What is needed: Scan the entries below for the word "color". Copy each line that has it.

Records for the task:

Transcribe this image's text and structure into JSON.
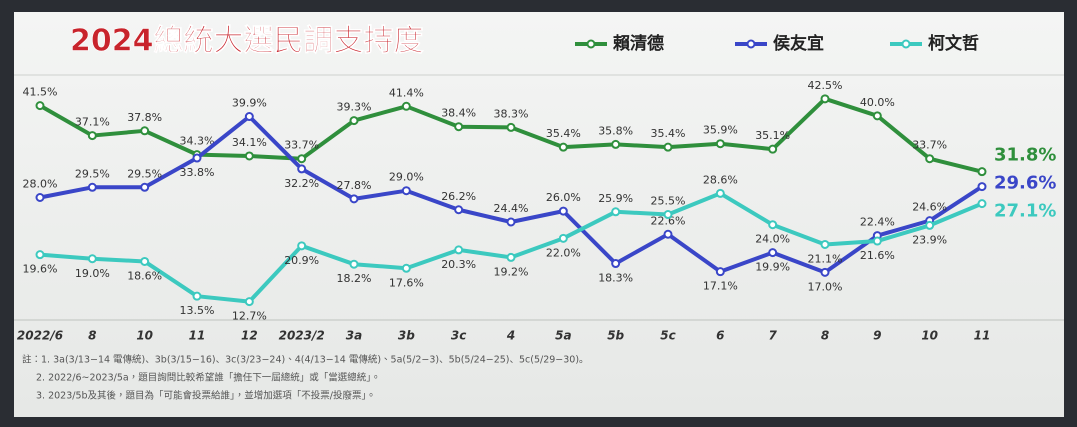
{
  "chart_data": {
    "type": "line",
    "title": "2024總統大選民調支持度",
    "categories": [
      "2022/6",
      "8",
      "10",
      "11",
      "12",
      "2023/2",
      "3a",
      "3b",
      "3c",
      "4",
      "5a",
      "5b",
      "5c",
      "6",
      "7",
      "8",
      "9",
      "10",
      "11"
    ],
    "ylim": [
      10,
      46
    ],
    "series": [
      {
        "name": "賴清德",
        "color": "#2f8f3c",
        "values": [
          41.5,
          37.1,
          37.8,
          34.3,
          34.1,
          33.7,
          39.3,
          41.4,
          38.4,
          38.3,
          35.4,
          35.8,
          35.4,
          35.9,
          35.1,
          42.5,
          40.0,
          33.7,
          31.8
        ],
        "value_labels": [
          "41.5%",
          "37.1%",
          "37.8%",
          "34.3%",
          "34.1%",
          "33.7%",
          "39.3%",
          "41.4%",
          "38.4%",
          "38.3%",
          "35.4%",
          "35.8%",
          "35.4%",
          "35.9%",
          "35.1%",
          "42.5%",
          "40.0%",
          "33.7%",
          "31.8%"
        ]
      },
      {
        "name": "侯友宜",
        "color": "#3a46c8",
        "values": [
          28.0,
          29.5,
          29.5,
          33.8,
          39.9,
          32.2,
          27.8,
          29.0,
          26.2,
          24.4,
          26.0,
          18.3,
          22.6,
          17.1,
          19.9,
          17.0,
          22.4,
          24.6,
          29.6
        ],
        "value_labels": [
          "28.0%",
          "29.5%",
          "29.5%",
          "33.8%",
          "39.9%",
          "32.2%",
          "27.8%",
          "29.0%",
          "26.2%",
          "24.4%",
          "26.0%",
          "18.3%",
          "22.6%",
          "17.1%",
          "19.9%",
          "17.0%",
          "22.4%",
          "24.6%",
          "29.6%"
        ]
      },
      {
        "name": "柯文哲",
        "color": "#3cc9bf",
        "values": [
          19.6,
          19.0,
          18.6,
          13.5,
          12.7,
          20.9,
          18.2,
          17.6,
          20.3,
          19.2,
          22.0,
          25.9,
          25.5,
          28.6,
          24.0,
          21.1,
          21.6,
          23.9,
          27.1
        ],
        "value_labels": [
          "19.6%",
          "19.0%",
          "18.6%",
          "13.5%",
          "12.7%",
          "20.9%",
          "18.2%",
          "17.6%",
          "20.3%",
          "19.2%",
          "22.0%",
          "25.9%",
          "25.5%",
          "28.6%",
          "24.0%",
          "21.1%",
          "21.6%",
          "23.9%",
          "27.1%"
        ]
      }
    ],
    "notes": [
      "註：1. 3a(3/13−14 電傳統)、3b(3/15−16)、3c(3/23−24)、4(4/13−14 電傳統)、5a(5/2−3)、5b(5/24−25)、5c(5/29−30)。",
      "2. 2022/6~2023/5a，題目詢問比較希望誰「擔任下一屆總統」或「當選總統」。",
      "3. 2023/5b及其後，題目為「可能會投票給誰」，並增加選項「不投票/投廢票」。"
    ]
  }
}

Output:
        "color": "#2f8f3c",
        "color": "#3a46c8",
        "color": "#3cc9bf",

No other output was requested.